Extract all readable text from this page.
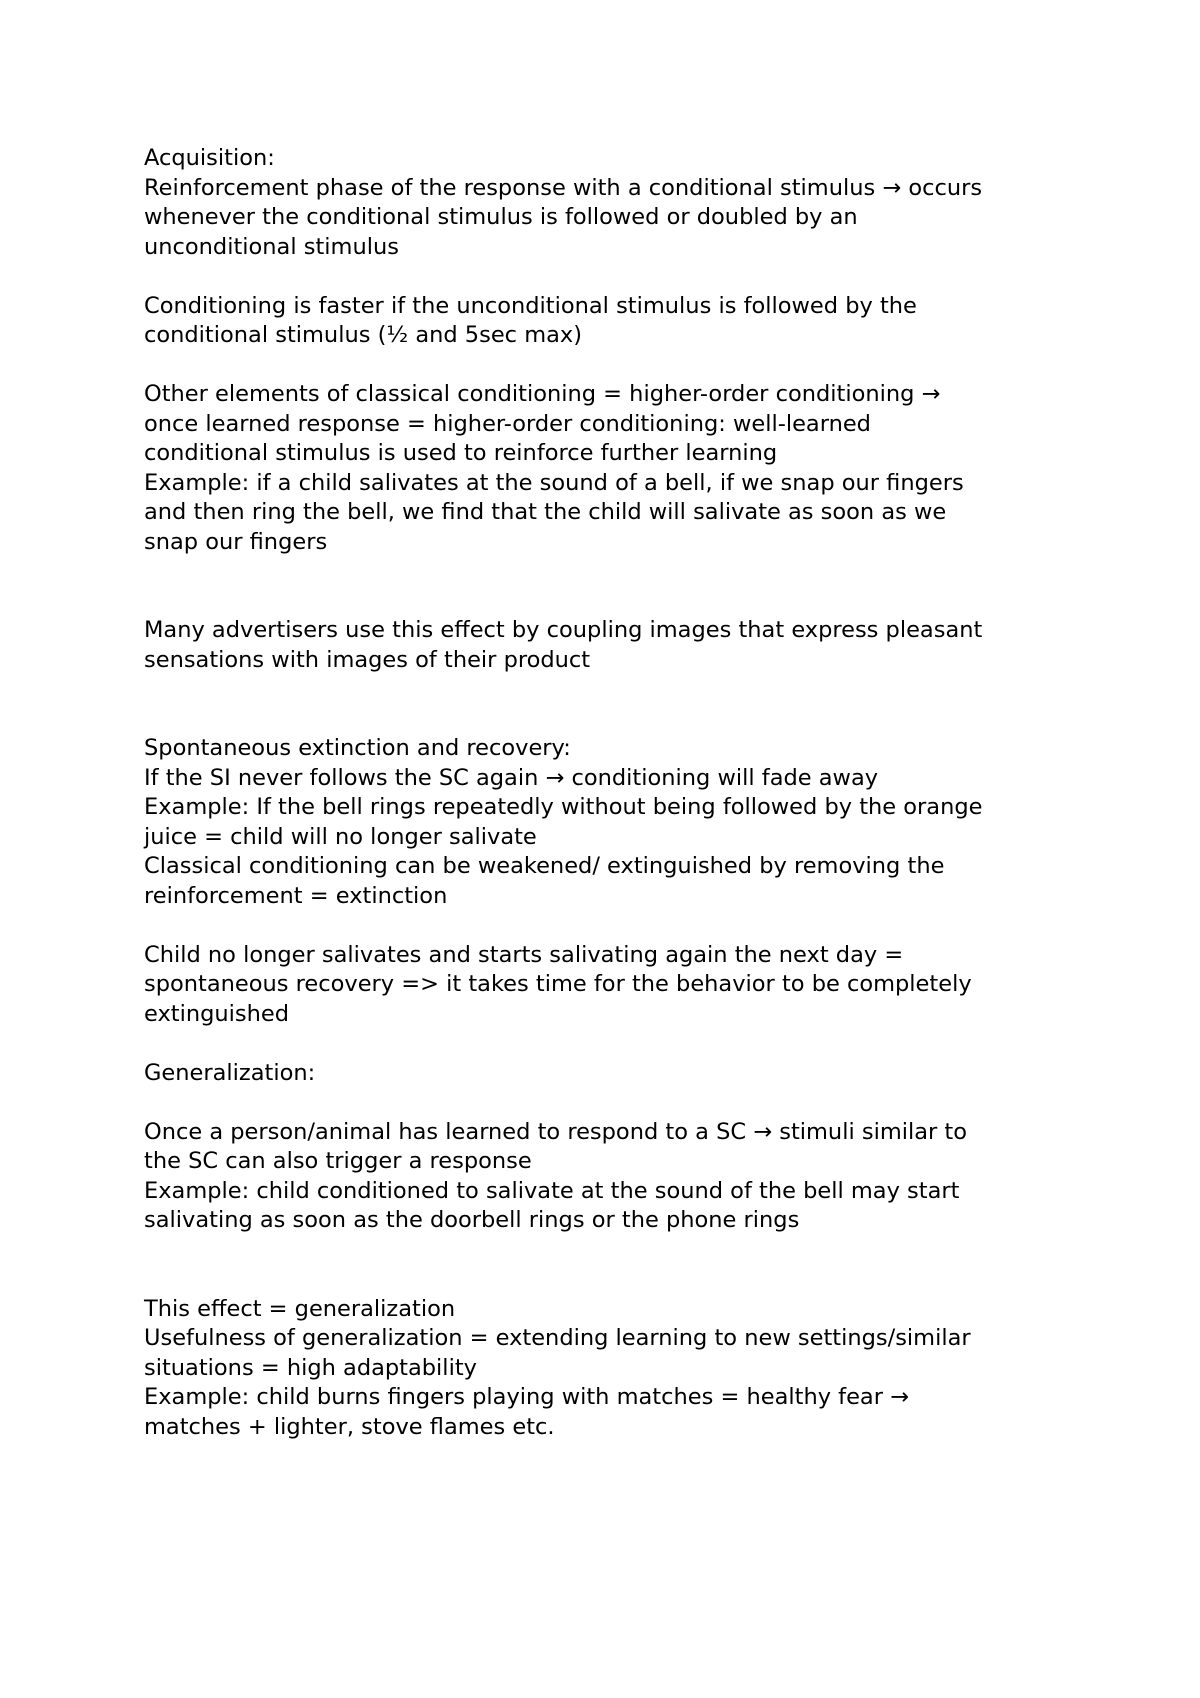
Acquisition:
Reinforcement phase of the response with a conditional stimulus → occurs
whenever the conditional stimulus is followed or doubled by an
unconditional stimulus
Conditioning is faster if the unconditional stimulus is followed by the
conditional stimulus (½ and 5sec max)
Other elements of classical conditioning = higher-order conditioning →
once learned response = higher-order conditioning: well-learned
conditional stimulus is used to reinforce further learning
Example: if a child salivates at the sound of a bell, if we snap our fingers
and then ring the bell, we find that the child will salivate as soon as we
snap our fingers
Many advertisers use this effect by coupling images that express pleasant
sensations with images of their product
Spontaneous extinction and recovery:
If the SI never follows the SC again → conditioning will fade away
Example: If the bell rings repeatedly without being followed by the orange
juice = child will no longer salivate
Classical conditioning can be weakened/ extinguished by removing the
reinforcement = extinction
Child no longer salivates and starts salivating again the next day =
spontaneous recovery => it takes time for the behavior to be completely
extinguished
Generalization:
Once a person/animal has learned to respond to a SC → stimuli similar to
the SC can also trigger a response
Example: child conditioned to salivate at the sound of the bell may start
salivating as soon as the doorbell rings or the phone rings
This effect = generalization
Usefulness of generalization = extending learning to new settings/similar
situations = high adaptability
Example: child burns fingers playing with matches = healthy fear →
matches + lighter, stove flames etc.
-- -- --
Directive:
Report all lines of the material that contain the word "unconditional".

Solution for this exercise:
unconditional stimulus
Conditioning is faster if the unconditional stimulus is followed by the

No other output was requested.